| WORK REQUIRED |
Write out all of the entries exactly as given.
---
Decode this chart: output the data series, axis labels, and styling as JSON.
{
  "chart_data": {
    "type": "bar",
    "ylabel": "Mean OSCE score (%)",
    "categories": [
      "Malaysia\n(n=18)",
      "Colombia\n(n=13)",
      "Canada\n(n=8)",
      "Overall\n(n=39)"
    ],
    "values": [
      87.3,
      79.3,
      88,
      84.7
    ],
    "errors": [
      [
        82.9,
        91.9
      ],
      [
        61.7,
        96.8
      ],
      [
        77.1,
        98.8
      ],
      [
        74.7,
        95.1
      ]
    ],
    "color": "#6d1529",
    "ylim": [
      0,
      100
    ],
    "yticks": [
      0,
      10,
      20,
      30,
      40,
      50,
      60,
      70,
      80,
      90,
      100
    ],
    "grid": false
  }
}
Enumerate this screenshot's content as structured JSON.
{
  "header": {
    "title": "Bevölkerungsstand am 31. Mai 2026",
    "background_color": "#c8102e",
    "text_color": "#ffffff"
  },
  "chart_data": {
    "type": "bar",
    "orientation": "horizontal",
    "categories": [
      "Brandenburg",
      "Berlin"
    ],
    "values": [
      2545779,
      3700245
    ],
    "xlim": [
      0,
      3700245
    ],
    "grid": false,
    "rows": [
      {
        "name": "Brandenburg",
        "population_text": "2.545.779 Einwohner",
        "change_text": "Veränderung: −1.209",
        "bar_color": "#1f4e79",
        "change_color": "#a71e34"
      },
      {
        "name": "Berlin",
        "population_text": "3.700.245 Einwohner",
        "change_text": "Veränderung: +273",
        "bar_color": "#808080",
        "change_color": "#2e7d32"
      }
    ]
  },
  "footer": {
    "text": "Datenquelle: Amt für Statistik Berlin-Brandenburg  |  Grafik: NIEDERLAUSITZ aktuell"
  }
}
---
| THE OUTPUT |
Decode this chart: output the data series, axis labels, and styling as JSON.
{
  "chart_data": {
    "type": "bar",
    "ylabel": "Mean OSCE score (%)",
    "categories": [
      "Malaysia\n(n=18)",
      "Colombia\n(n=13)",
      "Canada\n(n=8)",
      "Overall\n(n=39)"
    ],
    "values": [
      87.3,
      79.3,
      88,
      84.7
    ],
    "errors": [
      [
        82.9,
        91.9
      ],
      [
        61.7,
        96.8
      ],
      [
        77.1,
        98.8
      ],
      [
        74.7,
        95.1
      ]
    ],
    "color": "#6d1529",
    "ylim": [
      0,
      100
    ],
    "yticks": [
      0,
      10,
      20,
      30,
      40,
      50,
      60,
      70,
      80,
      90,
      100
    ],
    "grid": false
  }
}
Enumerate this screenshot's content as structured JSON.
{
  "header": {
    "title": "Bevölkerungsstand am 31. Mai 2026",
    "background_color": "#c8102e",
    "text_color": "#ffffff"
  },
  "chart_data": {
    "type": "bar",
    "orientation": "horizontal",
    "categories": [
      "Brandenburg",
      "Berlin"
    ],
    "values": [
      2545779,
      3700245
    ],
    "xlim": [
      0,
      3700245
    ],
    "grid": false,
    "rows": [
      {
        "name": "Brandenburg",
        "population_text": "2.545.779 Einwohner",
        "change_text": "Veränderung: −1.209",
        "bar_color": "#1f4e79",
        "change_color": "#a71e34"
      },
      {
        "name": "Berlin",
        "population_text": "3.700.245 Einwohner",
        "change_text": "Veränderung: +273",
        "bar_color": "#808080",
        "change_color": "#2e7d32"
      }
    ]
  },
  "footer": {
    "text": "Datenquelle: Amt für Statistik Berlin-Brandenburg  |  Grafik: NIEDERLAUSITZ aktuell"
  }
}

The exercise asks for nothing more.